SHORT PROBLEM: Every entry must be duplicated precisely as written.

::: RECORDED INFORMATION :::

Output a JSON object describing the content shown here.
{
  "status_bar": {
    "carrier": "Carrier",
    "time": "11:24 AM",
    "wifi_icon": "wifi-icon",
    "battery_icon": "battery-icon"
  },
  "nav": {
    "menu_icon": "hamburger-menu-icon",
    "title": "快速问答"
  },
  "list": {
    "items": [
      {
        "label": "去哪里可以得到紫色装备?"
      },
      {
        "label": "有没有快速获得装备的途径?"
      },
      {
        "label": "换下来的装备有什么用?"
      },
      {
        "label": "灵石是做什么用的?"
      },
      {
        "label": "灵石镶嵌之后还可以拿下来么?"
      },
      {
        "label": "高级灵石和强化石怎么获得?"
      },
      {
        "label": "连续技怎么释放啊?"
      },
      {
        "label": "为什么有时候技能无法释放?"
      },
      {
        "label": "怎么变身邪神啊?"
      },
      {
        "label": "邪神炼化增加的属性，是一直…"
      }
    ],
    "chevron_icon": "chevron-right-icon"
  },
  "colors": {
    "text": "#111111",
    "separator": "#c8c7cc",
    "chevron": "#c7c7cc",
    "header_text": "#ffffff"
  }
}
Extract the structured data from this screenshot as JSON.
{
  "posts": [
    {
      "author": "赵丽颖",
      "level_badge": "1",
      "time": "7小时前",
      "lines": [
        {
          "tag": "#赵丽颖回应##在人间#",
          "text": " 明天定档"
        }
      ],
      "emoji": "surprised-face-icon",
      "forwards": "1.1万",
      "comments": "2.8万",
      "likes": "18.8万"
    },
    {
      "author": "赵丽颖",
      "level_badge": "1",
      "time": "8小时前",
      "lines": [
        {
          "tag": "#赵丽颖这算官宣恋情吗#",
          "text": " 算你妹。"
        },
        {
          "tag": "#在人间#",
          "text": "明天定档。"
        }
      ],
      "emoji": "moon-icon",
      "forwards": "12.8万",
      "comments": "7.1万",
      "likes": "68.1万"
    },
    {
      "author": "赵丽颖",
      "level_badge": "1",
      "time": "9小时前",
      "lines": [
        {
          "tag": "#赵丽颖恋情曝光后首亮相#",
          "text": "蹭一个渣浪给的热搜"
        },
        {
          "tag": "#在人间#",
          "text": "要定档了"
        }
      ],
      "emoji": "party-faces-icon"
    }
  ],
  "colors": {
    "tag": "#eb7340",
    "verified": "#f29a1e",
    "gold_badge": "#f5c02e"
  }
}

:::

WRITTEN RESPONSE:
Output a JSON object describing the content shown here.
{
  "status_bar": {
    "carrier": "Carrier",
    "time": "11:24 AM",
    "wifi_icon": "wifi-icon",
    "battery_icon": "battery-icon"
  },
  "nav": {
    "menu_icon": "hamburger-menu-icon",
    "title": "快速问答"
  },
  "list": {
    "items": [
      {
        "label": "去哪里可以得到紫色装备?"
      },
      {
        "label": "有没有快速获得装备的途径?"
      },
      {
        "label": "换下来的装备有什么用?"
      },
      {
        "label": "灵石是做什么用的?"
      },
      {
        "label": "灵石镶嵌之后还可以拿下来么?"
      },
      {
        "label": "高级灵石和强化石怎么获得?"
      },
      {
        "label": "连续技怎么释放啊?"
      },
      {
        "label": "为什么有时候技能无法释放?"
      },
      {
        "label": "怎么变身邪神啊?"
      },
      {
        "label": "邪神炼化增加的属性，是一直…"
      }
    ],
    "chevron_icon": "chevron-right-icon"
  },
  "colors": {
    "text": "#111111",
    "separator": "#c8c7cc",
    "chevron": "#c7c7cc",
    "header_text": "#ffffff"
  }
}
Extract the structured data from this screenshot as JSON.
{
  "posts": [
    {
      "author": "赵丽颖",
      "level_badge": "1",
      "time": "7小时前",
      "lines": [
        {
          "tag": "#赵丽颖回应##在人间#",
          "text": " 明天定档"
        }
      ],
      "emoji": "surprised-face-icon",
      "forwards": "1.1万",
      "comments": "2.8万",
      "likes": "18.8万"
    },
    {
      "author": "赵丽颖",
      "level_badge": "1",
      "time": "8小时前",
      "lines": [
        {
          "tag": "#赵丽颖这算官宣恋情吗#",
          "text": " 算你妹。"
        },
        {
          "tag": "#在人间#",
          "text": "明天定档。"
        }
      ],
      "emoji": "moon-icon",
      "forwards": "12.8万",
      "comments": "7.1万",
      "likes": "68.1万"
    },
    {
      "author": "赵丽颖",
      "level_badge": "1",
      "time": "9小时前",
      "lines": [
        {
          "tag": "#赵丽颖恋情曝光后首亮相#",
          "text": "蹭一个渣浪给的热搜"
        },
        {
          "tag": "#在人间#",
          "text": "要定档了"
        }
      ],
      "emoji": "party-faces-icon"
    }
  ],
  "colors": {
    "tag": "#eb7340",
    "verified": "#f29a1e",
    "gold_badge": "#f5c02e"
  }
}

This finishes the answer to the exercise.